* _Problem description_: Copy out every row below word for word, leaving out the pictures.

(Extracted data entries)
--- --- ---

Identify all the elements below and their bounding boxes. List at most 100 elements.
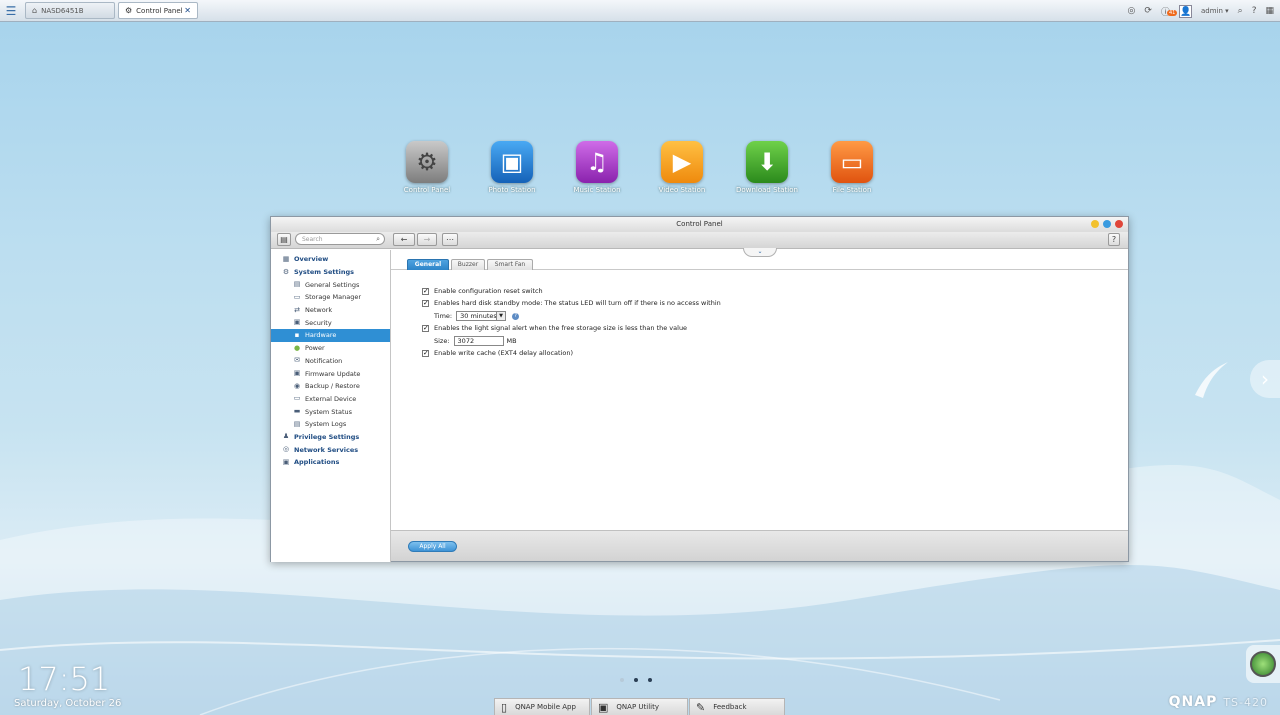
sidebar-item-label: Security — [305, 318, 332, 327]
tab-label: General — [414, 261, 442, 268]
external-device-icon[interactable]: ⟳ — [1144, 6, 1152, 16]
sidebar-item-power[interactable]: ● Power — [271, 342, 390, 355]
sidebar-item-security[interactable]: ▣ Security — [271, 316, 390, 329]
maximize-button[interactable] — [1103, 220, 1111, 228]
sidebar-item-label: Network — [305, 306, 333, 315]
app-video-station[interactable]: ▶ Video Station — [647, 141, 717, 194]
window-titlebar[interactable]: Control Panel — [271, 217, 1128, 232]
tab-smart-fan[interactable]: Smart Fan — [487, 259, 533, 270]
notification-badge: 41 — [1166, 9, 1178, 16]
sidebar-item-label: Notification — [305, 356, 343, 365]
sidebar-item-applications[interactable]: ▣ Applications — [271, 456, 390, 469]
sidebar-item-system-status[interactable]: ▬ System Status — [271, 405, 390, 418]
background-task-icon[interactable]: ◎ — [1128, 6, 1136, 16]
sidebar-item-network[interactable]: ⇄ Network — [271, 304, 390, 317]
apply-all-button[interactable]: Apply All — [408, 541, 457, 552]
help-button[interactable]: ? — [1108, 233, 1120, 246]
lock-icon: ▣ — [293, 318, 301, 327]
light-alert-checkbox[interactable]: ✓ — [422, 324, 429, 332]
avatar[interactable]: 👤 — [1178, 4, 1192, 18]
app-music-station[interactable]: ♫ Music Station — [562, 141, 632, 194]
sidebar-item-label: System Logs — [305, 420, 347, 429]
tab-control-panel[interactable]: ⚙ Control Panel ✕ — [118, 2, 198, 19]
help-icon[interactable]: ? — [1252, 6, 1257, 16]
option-label: Enables the light signal alert when the … — [434, 324, 688, 332]
gear-icon: ⚙ — [125, 6, 133, 15]
user-menu[interactable]: admin ▾ — [1201, 7, 1229, 15]
control-panel-window: Control Panel ▤ Search ⌕ ← → ⋯ ? ▦ Overvi… — [270, 216, 1129, 562]
dock-qnap-utility[interactable]: ▣ QNAP Utility — [591, 698, 688, 715]
dock-qnap-mobile-app[interactable]: ▯ QNAP Mobile App — [494, 698, 590, 715]
forward-button[interactable]: → — [417, 233, 437, 246]
sidebar-item-privilege-settings[interactable]: ♟ Privilege Settings — [271, 431, 390, 444]
close-tab-icon[interactable]: ✕ — [184, 6, 191, 15]
sidebar-item-label: General Settings — [305, 280, 360, 289]
mail-icon: ✉ — [294, 356, 300, 365]
monitor-icon: ▬ — [293, 407, 301, 416]
tab-buzzer[interactable]: Buzzer — [451, 259, 485, 270]
write-cache-checkbox[interactable]: ✓ — [422, 349, 429, 357]
mobile-phone-icon: ▯ — [501, 700, 508, 714]
sidebar-toggle-button[interactable]: ▤ — [277, 233, 291, 246]
dock-label: Feedback — [713, 703, 747, 711]
page-dot[interactable] — [620, 678, 624, 682]
standby-time-select[interactable]: 30 minutes ▼ — [456, 311, 507, 321]
page-dot[interactable] — [634, 678, 638, 682]
disk-icon: ▭ — [293, 292, 301, 301]
desktop-pager — [620, 678, 652, 682]
desktop-date: Saturday, October 26 — [14, 698, 122, 709]
dock-feedback[interactable]: ✎ Feedback — [689, 698, 785, 715]
collapse-toggle[interactable]: ⌄ — [743, 248, 777, 257]
sidebar-item-label: Power — [305, 344, 325, 353]
tab-general[interactable]: General — [407, 259, 449, 270]
sidebar-item-backup-restore[interactable]: ◉ Backup / Restore — [271, 380, 390, 393]
size-row: Size: 3072 MB — [434, 336, 517, 346]
app-control-panel[interactable]: ⚙ Control Panel — [392, 141, 462, 194]
sidebar-item-firmware-update[interactable]: ▣ Firmware Update — [271, 367, 390, 380]
sidebar-item-external-device[interactable]: ▭ External Device — [271, 393, 390, 406]
help-icon[interactable]: ? — [512, 312, 520, 320]
sidebar-item-overview[interactable]: ▦ Overview — [271, 253, 390, 266]
chevron-down-icon: ▼ — [496, 312, 506, 320]
main-menu-button[interactable]: ☰ — [0, 0, 22, 22]
arrow-left-icon: ← — [400, 235, 408, 244]
grid-view-button[interactable]: ⋯ — [442, 233, 458, 246]
reset-switch-checkbox[interactable]: ✓ — [422, 287, 429, 295]
notification-button[interactable]: ⓘ 41 — [1161, 5, 1178, 18]
size-unit: MB — [506, 337, 517, 345]
gauge-icon — [1250, 651, 1276, 677]
download-icon: ⬇ — [746, 141, 788, 183]
app-file-station[interactable]: ▭ File Station — [817, 141, 887, 194]
option-light-alert: ✓ Enables the light signal alert when th… — [422, 324, 687, 332]
close-button[interactable] — [1115, 220, 1123, 228]
sidebar-item-general-settings[interactable]: ▤ General Settings — [271, 278, 390, 291]
sidebar-item-label: External Device — [305, 394, 357, 403]
dashboard-button[interactable] — [1246, 645, 1280, 683]
sidebar-item-hardware[interactable]: ▪ Hardware — [271, 329, 390, 342]
sidebar-item-storage-manager[interactable]: ▭ Storage Manager — [271, 291, 390, 304]
sidebar-item-system-logs[interactable]: ▤ System Logs — [271, 418, 390, 431]
globe-icon: ◎ — [282, 445, 290, 454]
back-button[interactable]: ← — [393, 233, 415, 246]
app-label: File Station — [832, 186, 872, 194]
gear-icon: ⚙ — [406, 141, 448, 183]
standby-checkbox[interactable]: ✓ — [422, 299, 429, 307]
sidebar-item-notification[interactable]: ✉ Notification — [271, 355, 390, 368]
minimize-button[interactable] — [1091, 220, 1099, 228]
search-input[interactable]: Search ⌕ — [295, 233, 385, 245]
play-icon: ▶ — [661, 141, 703, 183]
help-icon: ? — [1111, 235, 1117, 244]
tab-desktop[interactable]: ⌂ NASD6451B — [25, 2, 115, 19]
search-icon[interactable]: ⌕ — [1238, 6, 1243, 16]
app-photo-station[interactable]: ▣ Photo Station — [477, 141, 547, 194]
size-input[interactable]: 3072 — [453, 336, 504, 346]
page-dot[interactable] — [648, 678, 652, 682]
app-download-station[interactable]: ⬇ Download Station — [732, 141, 802, 194]
settings-page-icon: ▤ — [293, 280, 301, 289]
sidebar-item-system-settings[interactable]: ⚙ System Settings — [271, 266, 390, 279]
next-desktop-button[interactable]: › — [1250, 360, 1280, 398]
options-icon[interactable]: ▦ — [1265, 6, 1274, 16]
standby-time-row: Time: 30 minutes ▼ ? — [434, 311, 520, 321]
sidebar-item-network-services[interactable]: ◎ Network Services — [271, 443, 390, 456]
app-label: Download Station — [736, 186, 798, 194]
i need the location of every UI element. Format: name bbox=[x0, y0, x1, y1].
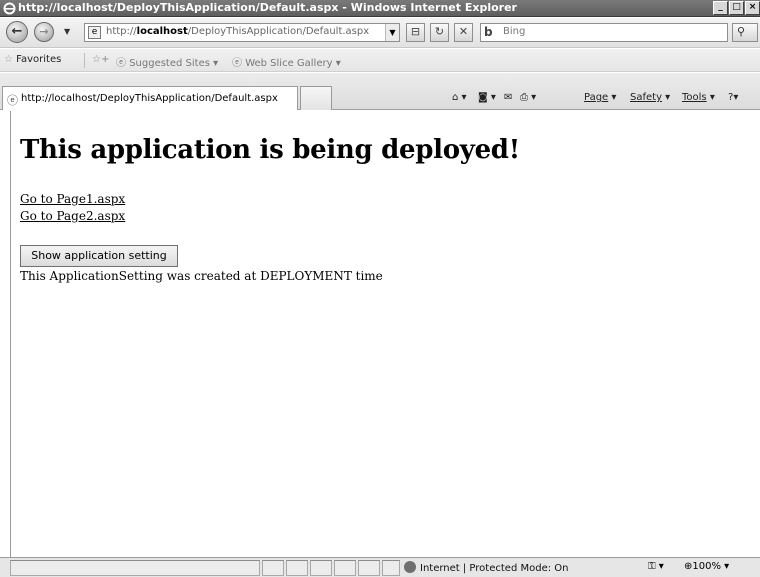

--- --- ---

* _Task answer_:
Identify all the elements below and their bounding boxes. List at most 100 elements.
sidebar-item-label: Security — [305, 318, 332, 327]
tab-label: General — [414, 261, 442, 268]
external-device-icon[interactable]: ⟳ — [1144, 6, 1152, 16]
sidebar-item-power[interactable]: ● Power — [271, 342, 390, 355]
sidebar-item-security[interactable]: ▣ Security — [271, 316, 390, 329]
maximize-button[interactable] — [1103, 220, 1111, 228]
sidebar-item-label: Network — [305, 306, 333, 315]
app-video-station[interactable]: ▶ Video Station — [647, 141, 717, 194]
window-titlebar[interactable]: Control Panel — [271, 217, 1128, 232]
tab-smart-fan[interactable]: Smart Fan — [487, 259, 533, 270]
notification-badge: 41 — [1166, 9, 1178, 16]
sidebar-item-label: Notification — [305, 356, 343, 365]
sidebar-item-applications[interactable]: ▣ Applications — [271, 456, 390, 469]
sidebar-item-system-status[interactable]: ▬ System Status — [271, 405, 390, 418]
background-task-icon[interactable]: ◎ — [1128, 6, 1136, 16]
sidebar-item-network[interactable]: ⇄ Network — [271, 304, 390, 317]
apply-all-button[interactable]: Apply All — [408, 541, 457, 552]
help-button[interactable]: ? — [1108, 233, 1120, 246]
lock-icon: ▣ — [293, 318, 301, 327]
light-alert-checkbox[interactable]: ✓ — [422, 324, 429, 332]
avatar[interactable]: 👤 — [1178, 4, 1192, 18]
app-music-station[interactable]: ♫ Music Station — [562, 141, 632, 194]
sidebar-item-label: System Logs — [305, 420, 347, 429]
tab-control-panel[interactable]: ⚙ Control Panel ✕ — [118, 2, 198, 19]
help-icon[interactable]: ? — [1252, 6, 1257, 16]
option-label: Enables the light signal alert when the … — [434, 324, 688, 332]
gear-icon: ⚙ — [125, 6, 133, 15]
user-menu[interactable]: admin ▾ — [1201, 7, 1229, 15]
control-panel-window: Control Panel ▤ Search ⌕ ← → ⋯ ? ▦ Overvi… — [270, 216, 1129, 562]
dock-qnap-utility[interactable]: ▣ QNAP Utility — [591, 698, 688, 715]
dock-qnap-mobile-app[interactable]: ▯ QNAP Mobile App — [494, 698, 590, 715]
forward-button[interactable]: → — [417, 233, 437, 246]
sidebar-item-privilege-settings[interactable]: ♟ Privilege Settings — [271, 431, 390, 444]
close-tab-icon[interactable]: ✕ — [184, 6, 191, 15]
sidebar-item-label: General Settings — [305, 280, 360, 289]
mail-icon: ✉ — [294, 356, 300, 365]
monitor-icon: ▬ — [293, 407, 301, 416]
tab-buzzer[interactable]: Buzzer — [451, 259, 485, 270]
write-cache-checkbox[interactable]: ✓ — [422, 349, 429, 357]
mobile-phone-icon: ▯ — [501, 700, 508, 714]
sidebar-toggle-button[interactable]: ▤ — [277, 233, 291, 246]
dock-label: Feedback — [713, 703, 747, 711]
page-dot[interactable] — [620, 678, 624, 682]
standby-time-select[interactable]: 30 minutes ▼ — [456, 311, 507, 321]
page-dot[interactable] — [634, 678, 638, 682]
disk-icon: ▭ — [293, 292, 301, 301]
desktop-pager — [620, 678, 652, 682]
desktop-date: Saturday, October 26 — [14, 698, 122, 709]
dock-feedback[interactable]: ✎ Feedback — [689, 698, 785, 715]
collapse-toggle[interactable]: ⌄ — [743, 248, 777, 257]
sidebar-item-label: Power — [305, 344, 325, 353]
tab-general[interactable]: General — [407, 259, 449, 270]
sidebar-item-backup-restore[interactable]: ◉ Backup / Restore — [271, 380, 390, 393]
size-row: Size: 3072 MB — [434, 336, 517, 346]
app-control-panel[interactable]: ⚙ Control Panel — [392, 141, 462, 194]
sidebar-item-firmware-update[interactable]: ▣ Firmware Update — [271, 367, 390, 380]
sidebar-item-external-device[interactable]: ▭ External Device — [271, 393, 390, 406]
help-icon[interactable]: ? — [512, 312, 520, 320]
sidebar-item-overview[interactable]: ▦ Overview — [271, 253, 390, 266]
chevron-down-icon: ▼ — [496, 312, 506, 320]
main-menu-button[interactable]: ☰ — [0, 0, 22, 22]
arrow-left-icon: ← — [400, 235, 408, 244]
grid-view-button[interactable]: ⋯ — [442, 233, 458, 246]
reset-switch-checkbox[interactable]: ✓ — [422, 287, 429, 295]
notification-button[interactable]: ⓘ 41 — [1161, 5, 1178, 18]
size-unit: MB — [506, 337, 517, 345]
gauge-icon — [1250, 651, 1276, 677]
download-icon: ⬇ — [746, 141, 788, 183]
app-file-station[interactable]: ▭ File Station — [817, 141, 887, 194]
option-light-alert: ✓ Enables the light signal alert when th… — [422, 324, 687, 332]
close-button[interactable] — [1115, 220, 1123, 228]
sidebar-item-general-settings[interactable]: ▤ General Settings — [271, 278, 390, 291]
sidebar-item-label: External Device — [305, 394, 357, 403]
dashboard-button[interactable] — [1246, 645, 1280, 683]
sidebar-item-hardware[interactable]: ▪ Hardware — [271, 329, 390, 342]
sidebar-item-storage-manager[interactable]: ▭ Storage Manager — [271, 291, 390, 304]
sidebar-item-system-logs[interactable]: ▤ System Logs — [271, 418, 390, 431]
globe-icon: ◎ — [282, 445, 290, 454]
back-button[interactable]: ← — [393, 233, 415, 246]
app-label: File Station — [832, 186, 872, 194]
gear-icon: ⚙ — [406, 141, 448, 183]
standby-checkbox[interactable]: ✓ — [422, 299, 429, 307]
sidebar-item-notification[interactable]: ✉ Notification — [271, 355, 390, 368]
minimize-button[interactable] — [1091, 220, 1099, 228]
search-input[interactable]: Search ⌕ — [295, 233, 385, 245]
play-icon: ▶ — [661, 141, 703, 183]
help-icon: ? — [1111, 235, 1117, 244]
tab-desktop[interactable]: ⌂ NASD6451B — [25, 2, 115, 19]
search-icon[interactable]: ⌕ — [1238, 6, 1243, 16]
app-photo-station[interactable]: ▣ Photo Station — [477, 141, 547, 194]
size-input[interactable]: 3072 — [453, 336, 504, 346]
page-dot[interactable] — [648, 678, 652, 682]
app-download-station[interactable]: ⬇ Download Station — [732, 141, 802, 194]
settings-page-icon: ▤ — [293, 280, 301, 289]
sidebar-item-system-settings[interactable]: ⚙ System Settings — [271, 266, 390, 279]
next-desktop-button[interactable]: › — [1250, 360, 1280, 398]
options-icon[interactable]: ▦ — [1265, 6, 1274, 16]
standby-time-row: Time: 30 minutes ▼ ? — [434, 311, 520, 321]
sidebar-item-network-services[interactable]: ◎ Network Services — [271, 443, 390, 456]
app-label: Download Station — [736, 186, 798, 194]
i need the location of every UI element. Format: name bbox=[x0, y0, x1, y1].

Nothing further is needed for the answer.